WHAT YOU SHOULD DO — Locate the string "riktigt" in the listing below. Copy every line where it is found.
########################################
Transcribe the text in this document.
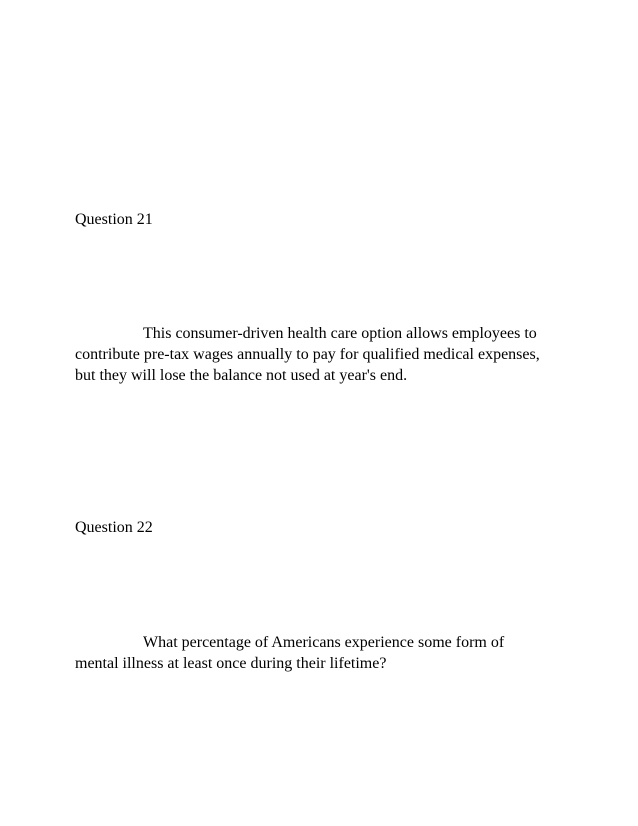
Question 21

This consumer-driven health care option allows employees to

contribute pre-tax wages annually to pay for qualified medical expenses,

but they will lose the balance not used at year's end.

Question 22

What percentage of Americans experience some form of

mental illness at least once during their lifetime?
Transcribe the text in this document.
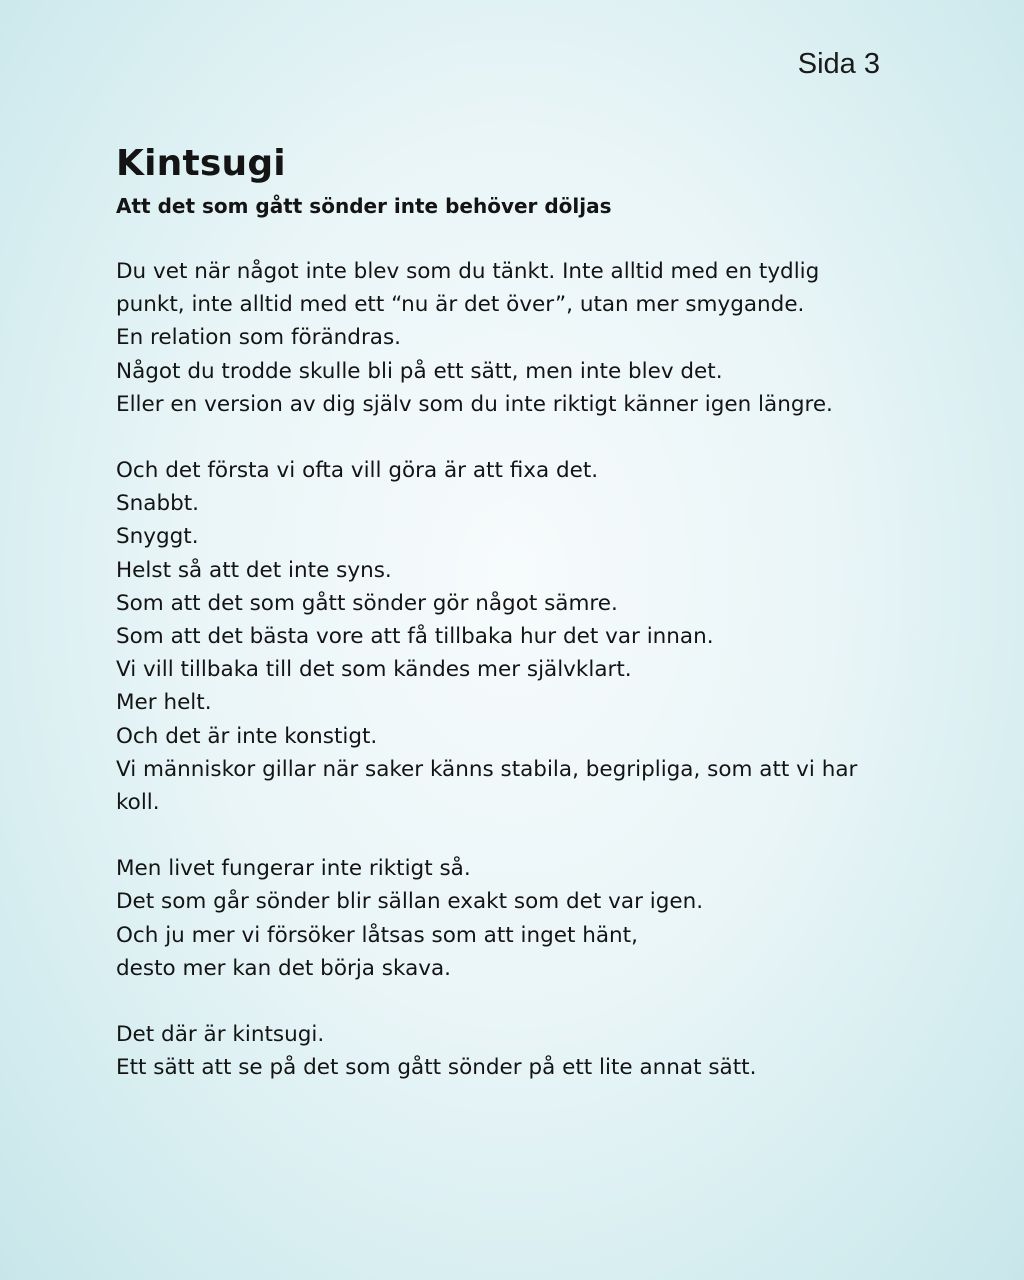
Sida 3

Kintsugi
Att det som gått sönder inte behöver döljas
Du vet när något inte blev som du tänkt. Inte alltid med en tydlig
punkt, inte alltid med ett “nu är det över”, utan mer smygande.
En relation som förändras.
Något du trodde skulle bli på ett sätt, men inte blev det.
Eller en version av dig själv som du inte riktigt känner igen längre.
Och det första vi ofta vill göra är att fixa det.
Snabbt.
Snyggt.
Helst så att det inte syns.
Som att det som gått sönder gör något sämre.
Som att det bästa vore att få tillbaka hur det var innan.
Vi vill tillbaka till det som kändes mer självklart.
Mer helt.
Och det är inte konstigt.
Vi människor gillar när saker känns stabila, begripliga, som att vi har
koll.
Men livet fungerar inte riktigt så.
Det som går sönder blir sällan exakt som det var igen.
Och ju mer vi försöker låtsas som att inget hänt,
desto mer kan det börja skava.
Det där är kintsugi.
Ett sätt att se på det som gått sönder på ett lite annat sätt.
########################################
EXERCISE SOLUTION —
Eller en version av dig själv som du inte riktigt känner igen längre.
Men livet fungerar inte riktigt så.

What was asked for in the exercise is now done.